**Task prompt:**
Return each line of the listing that contains the string "name".

-- Entries supplied start --

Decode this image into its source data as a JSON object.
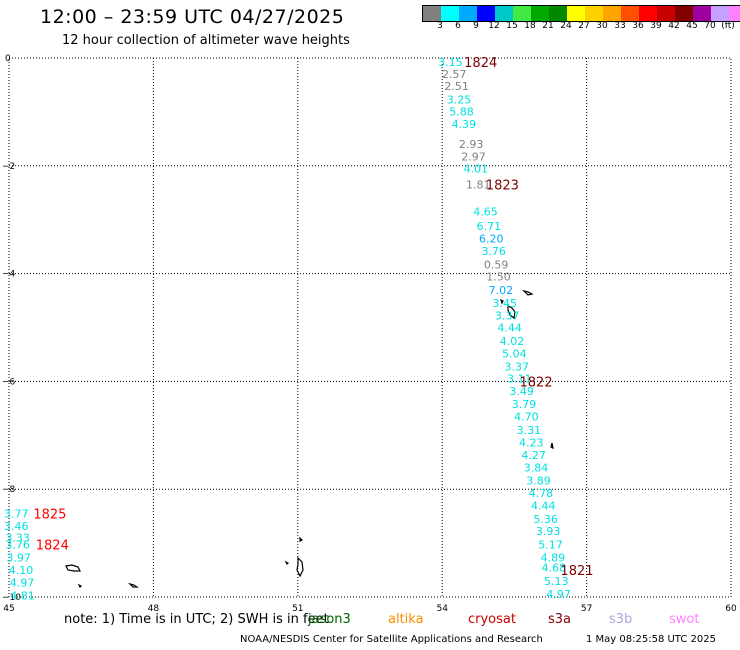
{
  "title": "12:00 – 23:59 UTC 04/27/2025",
  "subtitle": "12 hour collection of altimeter wave heights",
  "legend": {
    "colors": [
      "#808080",
      "#00ffff",
      "#00aaff",
      "#0000ff",
      "#00c8c8",
      "#44e844",
      "#00aa00",
      "#008800",
      "#ffff00",
      "#ffd000",
      "#ffa500",
      "#ff5000",
      "#ff0000",
      "#c80000",
      "#800000",
      "#a000a0",
      "#c8a0ff",
      "#ff80ff",
      "#000000"
    ],
    "labels": [
      "3",
      "6",
      "9",
      "12",
      "15",
      "18",
      "21",
      "24",
      "27",
      "30",
      "33",
      "36",
      "39",
      "42",
      "45",
      "70",
      "(ft)"
    ]
  },
  "axes": {
    "x_ticks": [
      "45",
      "48",
      "51",
      "54",
      "57",
      "60"
    ],
    "y_ticks": [
      "0",
      "−2",
      "−4",
      "−6",
      "−8",
      "−10"
    ],
    "x_range": [
      45,
      60
    ],
    "y_range": [
      0,
      -10
    ]
  },
  "wave_labels": [
    {
      "lon": 54.17,
      "lat": -0.07,
      "text": "3.15",
      "color": "#00e0e0"
    },
    {
      "lon": 54.25,
      "lat": -0.3,
      "text": "2.57",
      "color": "#808080"
    },
    {
      "lon": 54.3,
      "lat": -0.52,
      "text": "2.51",
      "color": "#808080"
    },
    {
      "lon": 54.35,
      "lat": -0.77,
      "text": "3.25",
      "color": "#00e0e0"
    },
    {
      "lon": 54.4,
      "lat": -0.99,
      "text": "5.88",
      "color": "#00e0e0"
    },
    {
      "lon": 54.45,
      "lat": -1.22,
      "text": "4.39",
      "color": "#00e0e0"
    },
    {
      "lon": 54.6,
      "lat": -1.6,
      "text": "2.93",
      "color": "#808080"
    },
    {
      "lon": 54.65,
      "lat": -1.83,
      "text": "2.97",
      "color": "#808080"
    },
    {
      "lon": 54.7,
      "lat": -2.05,
      "text": "4.01",
      "color": "#00e0e0"
    },
    {
      "lon": 54.75,
      "lat": -2.35,
      "text": "1.81",
      "color": "#808080"
    },
    {
      "lon": 54.9,
      "lat": -2.85,
      "text": "4.65",
      "color": "#00e0e0"
    },
    {
      "lon": 54.97,
      "lat": -3.12,
      "text": "6.71",
      "color": "#00e0e0"
    },
    {
      "lon": 55.02,
      "lat": -3.35,
      "text": "6.20",
      "color": "#00aaff"
    },
    {
      "lon": 55.07,
      "lat": -3.58,
      "text": "3.76",
      "color": "#00e0e0"
    },
    {
      "lon": 55.12,
      "lat": -3.83,
      "text": "0.59",
      "color": "#808080"
    },
    {
      "lon": 55.17,
      "lat": -4.05,
      "text": "1.50",
      "color": "#808080"
    },
    {
      "lon": 55.22,
      "lat": -4.3,
      "text": "7.02",
      "color": "#00aaff"
    },
    {
      "lon": 55.3,
      "lat": -4.55,
      "text": "3.45",
      "color": "#00e0e0"
    },
    {
      "lon": 55.35,
      "lat": -4.78,
      "text": "3.37",
      "color": "#00e0e0"
    },
    {
      "lon": 55.4,
      "lat": -5.0,
      "text": "4.44",
      "color": "#00e0e0"
    },
    {
      "lon": 55.45,
      "lat": -5.25,
      "text": "4.02",
      "color": "#00e0e0"
    },
    {
      "lon": 55.5,
      "lat": -5.48,
      "text": "5.04",
      "color": "#00e0e0"
    },
    {
      "lon": 55.55,
      "lat": -5.72,
      "text": "3.37",
      "color": "#00e0e0"
    },
    {
      "lon": 55.6,
      "lat": -5.95,
      "text": "3.11",
      "color": "#00e0e0"
    },
    {
      "lon": 55.65,
      "lat": -6.18,
      "text": "3.49",
      "color": "#00e0e0"
    },
    {
      "lon": 55.7,
      "lat": -6.42,
      "text": "3.79",
      "color": "#00e0e0"
    },
    {
      "lon": 55.75,
      "lat": -6.65,
      "text": "4.70",
      "color": "#00e0e0"
    },
    {
      "lon": 55.8,
      "lat": -6.9,
      "text": "3.31",
      "color": "#00e0e0"
    },
    {
      "lon": 55.85,
      "lat": -7.13,
      "text": "4.23",
      "color": "#00e0e0"
    },
    {
      "lon": 55.9,
      "lat": -7.37,
      "text": "4.27",
      "color": "#00e0e0"
    },
    {
      "lon": 55.95,
      "lat": -7.6,
      "text": "3.84",
      "color": "#00e0e0"
    },
    {
      "lon": 56.0,
      "lat": -7.84,
      "text": "3.89",
      "color": "#00e0e0"
    },
    {
      "lon": 56.05,
      "lat": -8.07,
      "text": "4.78",
      "color": "#00e0e0"
    },
    {
      "lon": 56.1,
      "lat": -8.3,
      "text": "4.44",
      "color": "#00e0e0"
    },
    {
      "lon": 56.15,
      "lat": -8.55,
      "text": "5.36",
      "color": "#00e0e0"
    },
    {
      "lon": 56.2,
      "lat": -8.78,
      "text": "3.93",
      "color": "#00e0e0"
    },
    {
      "lon": 56.25,
      "lat": -9.03,
      "text": "5.17",
      "color": "#00e0e0"
    },
    {
      "lon": 56.3,
      "lat": -9.27,
      "text": "4.89",
      "color": "#00e0e0"
    },
    {
      "lon": 56.32,
      "lat": -9.45,
      "text": "4.68",
      "color": "#00e0e0"
    },
    {
      "lon": 56.37,
      "lat": -9.7,
      "text": "5.13",
      "color": "#00e0e0"
    },
    {
      "lon": 56.42,
      "lat": -9.94,
      "text": "4.97",
      "color": "#00e0e0"
    },
    {
      "lon": 45.15,
      "lat": -8.45,
      "text": "3.77",
      "color": "#00e0e0"
    },
    {
      "lon": 45.15,
      "lat": -8.68,
      "text": "3.46",
      "color": "#00e0e0"
    },
    {
      "lon": 45.18,
      "lat": -8.9,
      "text": "3.33",
      "color": "#00e0e0"
    },
    {
      "lon": 45.18,
      "lat": -9.03,
      "text": "3.76",
      "color": "#00e0e0"
    },
    {
      "lon": 45.2,
      "lat": -9.27,
      "text": "3.97",
      "color": "#00e0e0"
    },
    {
      "lon": 45.25,
      "lat": -9.5,
      "text": "4.10",
      "color": "#00e0e0"
    },
    {
      "lon": 45.27,
      "lat": -9.73,
      "text": "4.97",
      "color": "#00e0e0"
    },
    {
      "lon": 45.28,
      "lat": -9.97,
      "text": "4.81",
      "color": "#00e0e0"
    }
  ],
  "pass_labels": [
    {
      "lon": 54.8,
      "lat": -0.07,
      "text": "1824",
      "color": "#800000"
    },
    {
      "lon": 55.25,
      "lat": -2.35,
      "text": "1823",
      "color": "#800000"
    },
    {
      "lon": 55.95,
      "lat": -6.0,
      "text": "1822",
      "color": "#800000"
    },
    {
      "lon": 56.8,
      "lat": -9.5,
      "text": "1821",
      "color": "#800000"
    },
    {
      "lon": 45.85,
      "lat": -8.45,
      "text": "1825",
      "color": "#ff0000"
    },
    {
      "lon": 45.9,
      "lat": -9.03,
      "text": "1824",
      "color": "#ff0000"
    }
  ],
  "note": "note:  1) Time is in UTC; 2) SWH is in feet",
  "satellites": [
    {
      "name": "jason3",
      "color": "#006400"
    },
    {
      "name": "altika",
      "color": "#ff8c00"
    },
    {
      "name": "cryosat",
      "color": "#cc0000"
    },
    {
      "name": "s3a",
      "color": "#8b0000"
    },
    {
      "name": "s3b",
      "color": "#b0a0e0"
    },
    {
      "name": "swot",
      "color": "#ff80ff"
    }
  ],
  "credit": "NOAA/NESDIS Center for Satellite Applications and Research",
  "timestamp": "1 May 08:25:58 UTC 2025"
}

-- Entries supplied end --

**Solution to the exercise:**
      "name": "jason3",
      "name": "altika",
      "name": "cryosat",
      "name": "s3a",
      "name": "s3b",
      "name": "swot",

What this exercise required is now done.